[Selected extract]
* start *

Re: SolrCloud and external Zookeeper ensemble

Posted by Jack Krupansky <ja...@basetechnology.com>.
That's a tradeoff for you to make based on your own requirements, but the 
point is that it is LESS SAFE to run zookeeper on the same machine as a Solr 
instance.

Also keep in mind that the goal is to have at least THREE zookeeper 
instances running at any moment, so if you run zookeeper on the same machine 
as a Solr instance, you will need more than three zookeepeers. Figure three 
plus the MAXIMUM number of Solr nodes that you expect could be down 
simultaneously.

Also keep in mind that SolrCloud is about scaling,  but the intention is NOT 
to scale the zookeeper ensemble linearly with the number of Solr nodes. That 
means you would have to deal with the messiness of sometimes running 
zookeeper with Solr and sometimes not. So, unless you are running a very 
small SolrCloud cluster, you are much better off keeping zookeeper off your 
Solr machines.

The intent is that there will be a relatively small "ensemble" of zookeepers 
that service a large "army" or "armada" of Solr nodes.

-- Jack Krupansky

-----Original Message----- 
From: Marcin Rzewucki
Sent: Wednesday, November 21, 2012 5:06 PM
To: solr-user@lucene.apache.org
Subject: Re: SolrCloud and external Zookeeper ensemble

Yes, I meant the same (not -zkRun). However, I was asking if it is safe to
have zookeeper and solr processes running on the same node or better on
different machines?

On 21 November 2012 21:18, Rafał Kuć <r....@solr.pl> wrote:

> Hello!

* end *

Part of a data file:
* start *

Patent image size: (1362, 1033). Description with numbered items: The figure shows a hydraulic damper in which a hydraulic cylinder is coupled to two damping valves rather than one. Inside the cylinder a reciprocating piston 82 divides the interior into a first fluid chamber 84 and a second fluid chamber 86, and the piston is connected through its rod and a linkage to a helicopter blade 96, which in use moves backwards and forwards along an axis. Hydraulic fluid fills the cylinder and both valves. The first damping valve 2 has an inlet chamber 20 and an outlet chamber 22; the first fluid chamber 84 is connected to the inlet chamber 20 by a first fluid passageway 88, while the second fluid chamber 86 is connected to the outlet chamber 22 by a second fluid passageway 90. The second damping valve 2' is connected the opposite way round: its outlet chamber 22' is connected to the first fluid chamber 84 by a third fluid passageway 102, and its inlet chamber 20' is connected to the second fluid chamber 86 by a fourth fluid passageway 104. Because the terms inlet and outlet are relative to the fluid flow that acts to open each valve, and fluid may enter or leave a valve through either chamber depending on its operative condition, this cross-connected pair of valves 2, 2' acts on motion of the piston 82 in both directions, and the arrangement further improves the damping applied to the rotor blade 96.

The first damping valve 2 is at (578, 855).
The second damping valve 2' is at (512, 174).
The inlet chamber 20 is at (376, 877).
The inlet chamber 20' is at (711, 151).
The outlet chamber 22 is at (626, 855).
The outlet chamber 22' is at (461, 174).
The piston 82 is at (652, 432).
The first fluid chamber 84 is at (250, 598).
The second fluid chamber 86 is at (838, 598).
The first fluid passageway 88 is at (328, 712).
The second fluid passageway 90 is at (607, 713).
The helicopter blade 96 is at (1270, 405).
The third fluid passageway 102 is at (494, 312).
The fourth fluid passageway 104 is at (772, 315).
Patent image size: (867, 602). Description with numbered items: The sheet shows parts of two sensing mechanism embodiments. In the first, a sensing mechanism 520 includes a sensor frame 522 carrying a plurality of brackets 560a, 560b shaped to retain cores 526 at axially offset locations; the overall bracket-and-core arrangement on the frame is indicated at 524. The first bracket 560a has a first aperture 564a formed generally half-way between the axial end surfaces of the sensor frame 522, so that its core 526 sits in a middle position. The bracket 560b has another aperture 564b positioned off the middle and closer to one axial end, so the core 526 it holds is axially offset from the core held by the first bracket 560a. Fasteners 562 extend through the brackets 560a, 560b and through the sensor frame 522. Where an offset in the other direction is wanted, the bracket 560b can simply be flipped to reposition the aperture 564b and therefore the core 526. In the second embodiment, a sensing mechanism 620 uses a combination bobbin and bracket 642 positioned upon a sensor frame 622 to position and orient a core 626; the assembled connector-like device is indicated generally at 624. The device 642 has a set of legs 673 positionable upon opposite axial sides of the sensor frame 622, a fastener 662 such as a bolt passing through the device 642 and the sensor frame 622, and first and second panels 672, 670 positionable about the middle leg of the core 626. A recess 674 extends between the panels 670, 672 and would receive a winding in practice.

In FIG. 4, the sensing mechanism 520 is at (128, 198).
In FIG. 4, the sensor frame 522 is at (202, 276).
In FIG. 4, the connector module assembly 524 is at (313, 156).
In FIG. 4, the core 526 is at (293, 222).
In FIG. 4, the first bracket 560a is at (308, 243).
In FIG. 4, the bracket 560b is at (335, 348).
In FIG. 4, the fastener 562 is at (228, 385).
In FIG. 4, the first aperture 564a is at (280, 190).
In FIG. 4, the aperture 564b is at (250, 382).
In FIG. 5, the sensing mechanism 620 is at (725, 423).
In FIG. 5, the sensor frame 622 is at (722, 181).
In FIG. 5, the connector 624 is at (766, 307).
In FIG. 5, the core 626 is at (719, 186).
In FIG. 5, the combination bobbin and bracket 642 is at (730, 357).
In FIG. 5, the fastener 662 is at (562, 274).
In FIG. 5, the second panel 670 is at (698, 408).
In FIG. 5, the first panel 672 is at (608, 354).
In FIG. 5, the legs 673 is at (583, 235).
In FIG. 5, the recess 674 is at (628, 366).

* end *

[Instruction A]
Answer these questions about the reply on SolrCloud and Zookeeper:
(i) What is the minimum number of zookeeper instances that should be running at any moment?
(ii) How does the reply rate the safety of running zookeeper on the same machine as a Solr instance?
(iii) On what date was the message from Marcin Rzewucki sent?
[Instruction B]
Output the records word for word, starting at the first line of the records and continuing up to and including the line that contains "The second fluid passageway".

[Correct output A]
(i) Three.
(ii) It is less safe.
(iii) Wednesday, November 21, 2012.

[Correct output B]
Patent image size: (1362, 1033). Description with numbered items: The figure shows a hydraulic damper in which a hydraulic cylinder is coupled to two damping valves rather than one. Inside the cylinder a reciprocating piston 82 divides the interior into a first fluid chamber 84 and a second fluid chamber 86, and the piston is connected through its rod and a linkage to a helicopter blade 96, which in use moves backwards and forwards along an axis. Hydraulic fluid fills the cylinder and both valves. The first damping valve 2 has an inlet chamber 20 and an outlet chamber 22; the first fluid chamber 84 is connected to the inlet chamber 20 by a first fluid passageway 88, while the second fluid chamber 86 is connected to the outlet chamber 22 by a second fluid passageway 90. The second damping valve 2' is connected the opposite way round: its outlet chamber 22' is connected to the first fluid chamber 84 by a third fluid passageway 102, and its inlet chamber 20' is connected to the second fluid chamber 86 by a fourth fluid passageway 104. Because the terms inlet and outlet are relative to the fluid flow that acts to open each valve, and fluid may enter or leave a valve through either chamber depending on its operative condition, this cross-connected pair of valves 2, 2' acts on motion of the piston 82 in both directions, and the arrangement further improves the damping applied to the rotor blade 96.

The first damping valve 2 is at (578, 855).
The second damping valve 2' is at (512, 174).
The inlet chamber 20 is at (376, 877).
The inlet chamber 20' is at (711, 151).
The outlet chamber 22 is at (626, 855).
The outlet chamber 22' is at (461, 174).
The piston 82 is at (652, 432).
The first fluid chamber 84 is at (250, 598).
The second fluid chamber 86 is at (838, 598).
The first fluid passageway 88 is at (328, 712).
The second fluid passageway 90 is at (607, 713).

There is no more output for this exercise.